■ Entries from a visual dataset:
##############################
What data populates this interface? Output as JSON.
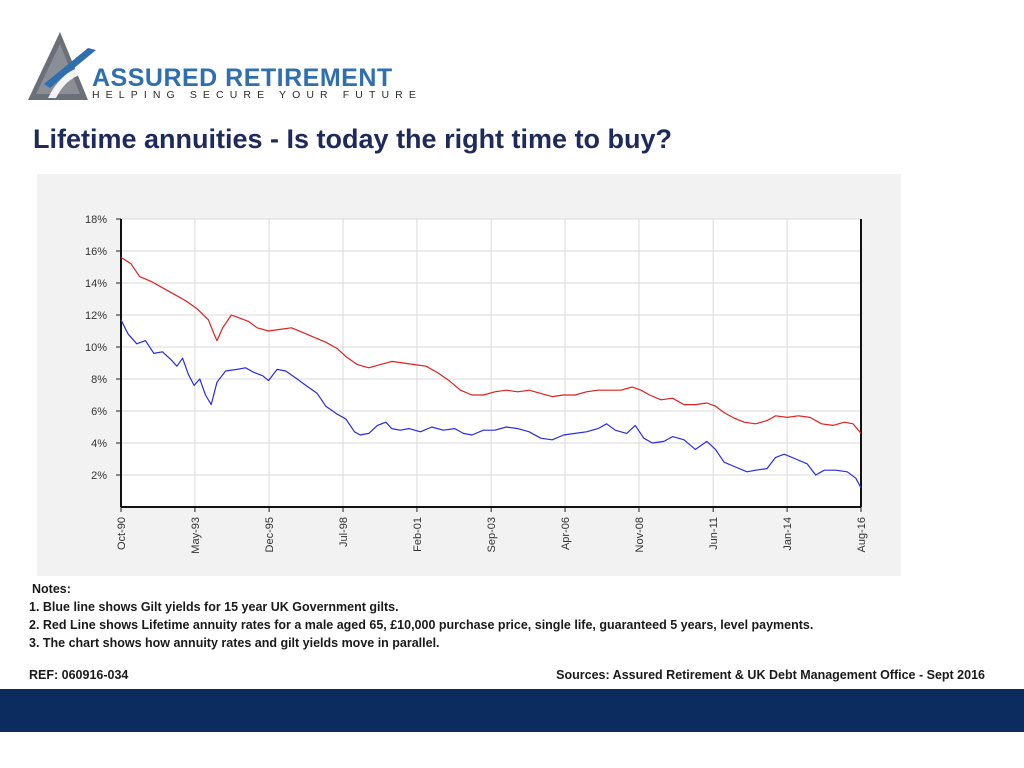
{
  "brand": {
    "name": "ASSURED RETIREMENT",
    "tagline": "HELPING SECURE YOUR FUTURE"
  },
  "page_title": "Lifetime annuities - Is today the right time to buy?",
  "chart_data": {
    "type": "line",
    "title": "",
    "xlabel": "",
    "ylabel": "",
    "ylim": [
      0,
      18
    ],
    "yticks": [
      2,
      4,
      6,
      8,
      10,
      12,
      14,
      16,
      18
    ],
    "ytick_labels": [
      "2%",
      "4%",
      "6%",
      "8%",
      "10%",
      "12%",
      "14%",
      "16%",
      "18%"
    ],
    "xlim": [
      1990.75,
      2016.58
    ],
    "x_ticks": [
      {
        "label": "Oct-90",
        "x": 1990.75
      },
      {
        "label": "May-93",
        "x": 1993.33
      },
      {
        "label": "Dec-95",
        "x": 1995.92
      },
      {
        "label": "Jul-98",
        "x": 1998.5
      },
      {
        "label": "Feb-01",
        "x": 2001.08
      },
      {
        "label": "Sep-03",
        "x": 2003.67
      },
      {
        "label": "Apr-06",
        "x": 2006.25
      },
      {
        "label": "Nov-08",
        "x": 2008.83
      },
      {
        "label": "Jun-11",
        "x": 2011.42
      },
      {
        "label": "Jan-14",
        "x": 2014.0
      },
      {
        "label": "Aug-16",
        "x": 2016.58
      }
    ],
    "grid": true,
    "series": [
      {
        "name": "Lifetime annuity rate",
        "color": "#e02020",
        "points": [
          [
            1990.75,
            15.6
          ],
          [
            1991.1,
            15.2
          ],
          [
            1991.4,
            14.4
          ],
          [
            1991.8,
            14.1
          ],
          [
            1992.2,
            13.7
          ],
          [
            1992.6,
            13.3
          ],
          [
            1993.0,
            12.9
          ],
          [
            1993.4,
            12.4
          ],
          [
            1993.8,
            11.7
          ],
          [
            1994.0,
            10.8
          ],
          [
            1994.1,
            10.4
          ],
          [
            1994.3,
            11.2
          ],
          [
            1994.6,
            12.0
          ],
          [
            1994.9,
            11.8
          ],
          [
            1995.2,
            11.6
          ],
          [
            1995.5,
            11.2
          ],
          [
            1995.9,
            11.0
          ],
          [
            1996.3,
            11.1
          ],
          [
            1996.7,
            11.2
          ],
          [
            1997.1,
            10.9
          ],
          [
            1997.5,
            10.6
          ],
          [
            1997.9,
            10.3
          ],
          [
            1998.3,
            9.9
          ],
          [
            1998.6,
            9.4
          ],
          [
            1999.0,
            8.9
          ],
          [
            1999.4,
            8.7
          ],
          [
            1999.8,
            8.9
          ],
          [
            2000.2,
            9.1
          ],
          [
            2000.6,
            9.0
          ],
          [
            2001.0,
            8.9
          ],
          [
            2001.4,
            8.8
          ],
          [
            2001.8,
            8.4
          ],
          [
            2002.2,
            7.9
          ],
          [
            2002.6,
            7.3
          ],
          [
            2003.0,
            7.0
          ],
          [
            2003.4,
            7.0
          ],
          [
            2003.8,
            7.2
          ],
          [
            2004.2,
            7.3
          ],
          [
            2004.6,
            7.2
          ],
          [
            2005.0,
            7.3
          ],
          [
            2005.4,
            7.1
          ],
          [
            2005.8,
            6.9
          ],
          [
            2006.2,
            7.0
          ],
          [
            2006.6,
            7.0
          ],
          [
            2007.0,
            7.2
          ],
          [
            2007.4,
            7.3
          ],
          [
            2007.8,
            7.3
          ],
          [
            2008.2,
            7.3
          ],
          [
            2008.6,
            7.5
          ],
          [
            2008.9,
            7.3
          ],
          [
            2009.2,
            7.0
          ],
          [
            2009.6,
            6.7
          ],
          [
            2010.0,
            6.8
          ],
          [
            2010.4,
            6.4
          ],
          [
            2010.8,
            6.4
          ],
          [
            2011.2,
            6.5
          ],
          [
            2011.5,
            6.3
          ],
          [
            2011.8,
            5.9
          ],
          [
            2012.1,
            5.6
          ],
          [
            2012.5,
            5.3
          ],
          [
            2012.9,
            5.2
          ],
          [
            2013.3,
            5.4
          ],
          [
            2013.6,
            5.7
          ],
          [
            2014.0,
            5.6
          ],
          [
            2014.4,
            5.7
          ],
          [
            2014.8,
            5.6
          ],
          [
            2015.2,
            5.2
          ],
          [
            2015.6,
            5.1
          ],
          [
            2016.0,
            5.3
          ],
          [
            2016.3,
            5.2
          ],
          [
            2016.58,
            4.6
          ]
        ]
      },
      {
        "name": "15 year gilt yield",
        "color": "#2b2be0",
        "points": [
          [
            1990.75,
            11.7
          ],
          [
            1991.0,
            10.8
          ],
          [
            1991.3,
            10.2
          ],
          [
            1991.6,
            10.4
          ],
          [
            1991.9,
            9.6
          ],
          [
            1992.2,
            9.7
          ],
          [
            1992.5,
            9.2
          ],
          [
            1992.7,
            8.8
          ],
          [
            1992.9,
            9.3
          ],
          [
            1993.1,
            8.3
          ],
          [
            1993.3,
            7.6
          ],
          [
            1993.5,
            8.0
          ],
          [
            1993.7,
            7.0
          ],
          [
            1993.9,
            6.4
          ],
          [
            1994.1,
            7.8
          ],
          [
            1994.4,
            8.5
          ],
          [
            1994.8,
            8.6
          ],
          [
            1995.1,
            8.7
          ],
          [
            1995.4,
            8.4
          ],
          [
            1995.7,
            8.2
          ],
          [
            1995.9,
            7.9
          ],
          [
            1996.2,
            8.6
          ],
          [
            1996.5,
            8.5
          ],
          [
            1996.9,
            8.0
          ],
          [
            1997.2,
            7.6
          ],
          [
            1997.6,
            7.1
          ],
          [
            1997.9,
            6.3
          ],
          [
            1998.3,
            5.8
          ],
          [
            1998.6,
            5.5
          ],
          [
            1998.9,
            4.7
          ],
          [
            1999.1,
            4.5
          ],
          [
            1999.4,
            4.6
          ],
          [
            1999.7,
            5.1
          ],
          [
            2000.0,
            5.3
          ],
          [
            2000.2,
            4.9
          ],
          [
            2000.5,
            4.8
          ],
          [
            2000.8,
            4.9
          ],
          [
            2001.2,
            4.7
          ],
          [
            2001.6,
            5.0
          ],
          [
            2002.0,
            4.8
          ],
          [
            2002.4,
            4.9
          ],
          [
            2002.7,
            4.6
          ],
          [
            2003.0,
            4.5
          ],
          [
            2003.4,
            4.8
          ],
          [
            2003.8,
            4.8
          ],
          [
            2004.2,
            5.0
          ],
          [
            2004.6,
            4.9
          ],
          [
            2005.0,
            4.7
          ],
          [
            2005.4,
            4.3
          ],
          [
            2005.8,
            4.2
          ],
          [
            2006.2,
            4.5
          ],
          [
            2006.6,
            4.6
          ],
          [
            2007.0,
            4.7
          ],
          [
            2007.4,
            4.9
          ],
          [
            2007.7,
            5.2
          ],
          [
            2008.0,
            4.8
          ],
          [
            2008.4,
            4.6
          ],
          [
            2008.7,
            5.1
          ],
          [
            2009.0,
            4.3
          ],
          [
            2009.3,
            4.0
          ],
          [
            2009.7,
            4.1
          ],
          [
            2010.0,
            4.4
          ],
          [
            2010.4,
            4.2
          ],
          [
            2010.8,
            3.6
          ],
          [
            2011.2,
            4.1
          ],
          [
            2011.5,
            3.6
          ],
          [
            2011.8,
            2.8
          ],
          [
            2012.2,
            2.5
          ],
          [
            2012.6,
            2.2
          ],
          [
            2012.9,
            2.3
          ],
          [
            2013.3,
            2.4
          ],
          [
            2013.6,
            3.1
          ],
          [
            2013.9,
            3.3
          ],
          [
            2014.3,
            3.0
          ],
          [
            2014.7,
            2.7
          ],
          [
            2015.0,
            2.0
          ],
          [
            2015.3,
            2.3
          ],
          [
            2015.7,
            2.3
          ],
          [
            2016.1,
            2.2
          ],
          [
            2016.4,
            1.8
          ],
          [
            2016.58,
            1.2
          ]
        ]
      }
    ]
  },
  "notes": {
    "heading": "Notes:",
    "items": [
      "1. Blue line shows Gilt yields for 15 year UK Government gilts.",
      "2. Red Line shows Lifetime annuity rates for a male aged 65, £10,000 purchase price, single life, guaranteed 5 years, level payments.",
      "3. The chart shows how annuity rates and gilt yields move in parallel."
    ]
  },
  "reference": "REF: 060916-034",
  "sources": "Sources: Assured Retirement & UK Debt Management Office - Sept 2016",
  "colors": {
    "title": "#1f2a5c",
    "brand_blue": "#2f6fb0",
    "footer_band": "#0c2b5e",
    "chart_background": "#f2f2f2"
  }
}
##############################
■ Written problem: Which lines contain "rates"? Copy each of them out.

■ Solution for this problem:
      "2. Red Line shows Lifetime annuity rates for a male aged 65, £10,000 purchase price, single life, guaranteed 5 years, level payments.",
      "3. The chart shows how annuity rates and gilt yields move in parallel."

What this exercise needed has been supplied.